§ Given instruction 1
List every direct quotation that appears in the Zuma Foundation passage.

--- START OF Selection ---

In a statement released on Monday morning, the JG Zuma Foundation takes aim at the inquiry for suggesting, in its Constitutional Court contempt application against Zuma, that the country's highest court may suspend an order that he be immediately imprisoned "if the court is of the view that Mr Zuma should be afforded a final opportunity to comply with its order before he can be imprisoned".

According to the foundation, this order "was openly offered by [former] president Zuma's legal counsel and rejected by the commission" – an apparent claim that Zuma's lawyers had proposed that he could return to the inquiry to avoid jail time.

"While seeking to appear to maintain its hard unreasonable stance, the commission pretends this is its original remedy when everyone knows that it is an offer they rejected as they did with all responsible proposals," the statement adds.

This stance appears to stand in stark contrast to Zuma's previous statements that he is ready to go to jail to defy the inquiry.

--- END OF Selection ---
--- START OF Rows ---

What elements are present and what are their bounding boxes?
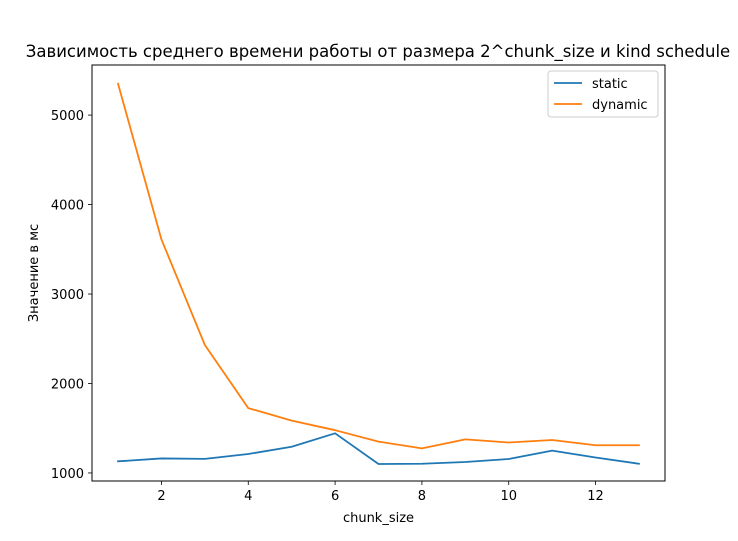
y-tick-label: 3000	[51, 288, 84, 303]
x-tick-label: 4	[244, 489, 252, 504]
series-line-static	[117, 432, 640, 465]
series-line-dynamic	[116, 82, 640, 450]
y-tick-label: 5000	[51, 109, 84, 124]
x-axis-label: chunk_size	[343, 511, 414, 526]
plot-area	[91, 64, 666, 482]
y-tick-label: 2000	[51, 377, 84, 392]
x-axis: 2 4 6 8 10 12	[157, 481, 604, 504]
legend-label-static: static	[592, 77, 628, 92]
y-axis-label: Значение в мс	[27, 224, 42, 322]
chart-title: Зависимость среднего времени работы от р…	[26, 42, 730, 62]
y-axis: 1000 2000 3000 4000 5000	[51, 109, 92, 482]
series-lines	[116, 82, 640, 465]
x-tick-label: 2	[157, 489, 165, 504]
y-tick-label: 4000	[51, 199, 84, 214]
x-tick-label: 10	[500, 489, 517, 504]
y-tick-label: 1000	[51, 467, 84, 482]
x-tick-label: 8	[418, 489, 426, 504]
legend-label-dynamic: dynamic	[592, 98, 648, 113]
plot-frame	[91, 64, 666, 482]
legend: static dynamic	[547, 70, 659, 118]
x-tick-label: 6	[331, 489, 339, 504]
x-tick-label: 12	[587, 489, 604, 504]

--- END OF Rows ---

§ Given instruction 2
In the entries, rewrite the lines from the one containing "288, 84, 303]" through the one containing "489, 517, 504]", substituting "vertical-tick-label" for "y-tick-label" and leaving all else unchanged.

§ Worked answer 1
- "if the court is of the view that Mr Zuma should be afforded a final opportunity to comply with its order before he can be imprisoned"
- "was openly offered by [former] president Zuma's legal counsel and rejected by the commission"
- "While seeking to appear to maintain its hard unreasonable stance, the commission pretends this is its original remedy when everyone knows that it is an offer they rejected as they did with all responsible proposals,"

§ Worked answer 2
vertical-tick-label: 3000	[51, 288, 84, 303]
x-tick-label: 4	[244, 489, 252, 504]
series-line-static	[117, 432, 640, 465]
series-line-dynamic	[116, 82, 640, 450]
vertical-tick-label: 5000	[51, 109, 84, 124]
x-axis-label: chunk_size	[343, 511, 414, 526]
plot-area	[91, 64, 666, 482]
vertical-tick-label: 2000	[51, 377, 84, 392]
x-axis: 2 4 6 8 10 12	[157, 481, 604, 504]
legend-label-static: static	[592, 77, 628, 92]
y-axis-label: Значение в мс	[27, 224, 42, 322]
chart-title: Зависимость среднего времени работы от р…	[26, 42, 730, 62]
y-axis: 1000 2000 3000 4000 5000	[51, 109, 92, 482]
series-lines	[116, 82, 640, 465]
x-tick-label: 2	[157, 489, 165, 504]
vertical-tick-label: 4000	[51, 199, 84, 214]
x-tick-label: 10	[500, 489, 517, 504]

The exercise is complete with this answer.